§ **Aim of the task**
Type every record exactly as it appears.

[Stored data]
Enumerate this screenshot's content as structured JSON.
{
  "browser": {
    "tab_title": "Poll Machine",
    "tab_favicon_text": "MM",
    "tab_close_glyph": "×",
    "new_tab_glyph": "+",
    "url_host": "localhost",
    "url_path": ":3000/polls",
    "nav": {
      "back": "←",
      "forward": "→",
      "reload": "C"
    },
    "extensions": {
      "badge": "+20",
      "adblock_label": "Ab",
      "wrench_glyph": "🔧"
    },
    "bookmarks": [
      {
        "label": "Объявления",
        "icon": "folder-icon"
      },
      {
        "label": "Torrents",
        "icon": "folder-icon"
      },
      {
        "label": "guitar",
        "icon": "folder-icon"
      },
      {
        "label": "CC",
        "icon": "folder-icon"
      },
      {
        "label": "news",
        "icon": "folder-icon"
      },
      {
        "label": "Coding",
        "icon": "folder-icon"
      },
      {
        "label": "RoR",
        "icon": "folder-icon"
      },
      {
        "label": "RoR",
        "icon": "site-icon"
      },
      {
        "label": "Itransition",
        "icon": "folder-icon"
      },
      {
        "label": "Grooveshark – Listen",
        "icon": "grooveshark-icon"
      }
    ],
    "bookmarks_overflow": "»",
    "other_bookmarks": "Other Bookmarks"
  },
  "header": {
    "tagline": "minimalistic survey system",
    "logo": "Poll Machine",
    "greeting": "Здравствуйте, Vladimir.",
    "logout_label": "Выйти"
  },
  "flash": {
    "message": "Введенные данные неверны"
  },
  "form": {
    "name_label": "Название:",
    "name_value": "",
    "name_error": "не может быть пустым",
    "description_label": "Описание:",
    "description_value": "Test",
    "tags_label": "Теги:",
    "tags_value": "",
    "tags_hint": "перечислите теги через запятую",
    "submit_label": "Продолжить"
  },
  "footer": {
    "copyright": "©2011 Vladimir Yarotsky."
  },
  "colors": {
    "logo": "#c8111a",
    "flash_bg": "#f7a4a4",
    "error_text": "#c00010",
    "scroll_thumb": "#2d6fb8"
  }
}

§ **Exercise output**
Enumerate this screenshot's content as structured JSON.
{
  "browser": {
    "tab_title": "Poll Machine",
    "tab_favicon_text": "MM",
    "tab_close_glyph": "×",
    "new_tab_glyph": "+",
    "url_host": "localhost",
    "url_path": ":3000/polls",
    "nav": {
      "back": "←",
      "forward": "→",
      "reload": "C"
    },
    "extensions": {
      "badge": "+20",
      "adblock_label": "Ab",
      "wrench_glyph": "🔧"
    },
    "bookmarks": [
      {
        "label": "Объявления",
        "icon": "folder-icon"
      },
      {
        "label": "Torrents",
        "icon": "folder-icon"
      },
      {
        "label": "guitar",
        "icon": "folder-icon"
      },
      {
        "label": "CC",
        "icon": "folder-icon"
      },
      {
        "label": "news",
        "icon": "folder-icon"
      },
      {
        "label": "Coding",
        "icon": "folder-icon"
      },
      {
        "label": "RoR",
        "icon": "folder-icon"
      },
      {
        "label": "RoR",
        "icon": "site-icon"
      },
      {
        "label": "Itransition",
        "icon": "folder-icon"
      },
      {
        "label": "Grooveshark – Listen",
        "icon": "grooveshark-icon"
      }
    ],
    "bookmarks_overflow": "»",
    "other_bookmarks": "Other Bookmarks"
  },
  "header": {
    "tagline": "minimalistic survey system",
    "logo": "Poll Machine",
    "greeting": "Здравствуйте, Vladimir.",
    "logout_label": "Выйти"
  },
  "flash": {
    "message": "Введенные данные неверны"
  },
  "form": {
    "name_label": "Название:",
    "name_value": "",
    "name_error": "не может быть пустым",
    "description_label": "Описание:",
    "description_value": "Test",
    "tags_label": "Теги:",
    "tags_value": "",
    "tags_hint": "перечислите теги через запятую",
    "submit_label": "Продолжить"
  },
  "footer": {
    "copyright": "©2011 Vladimir Yarotsky."
  },
  "colors": {
    "logo": "#c8111a",
    "flash_bg": "#f7a4a4",
    "error_text": "#c00010",
    "scroll_thumb": "#2d6fb8"
  }
}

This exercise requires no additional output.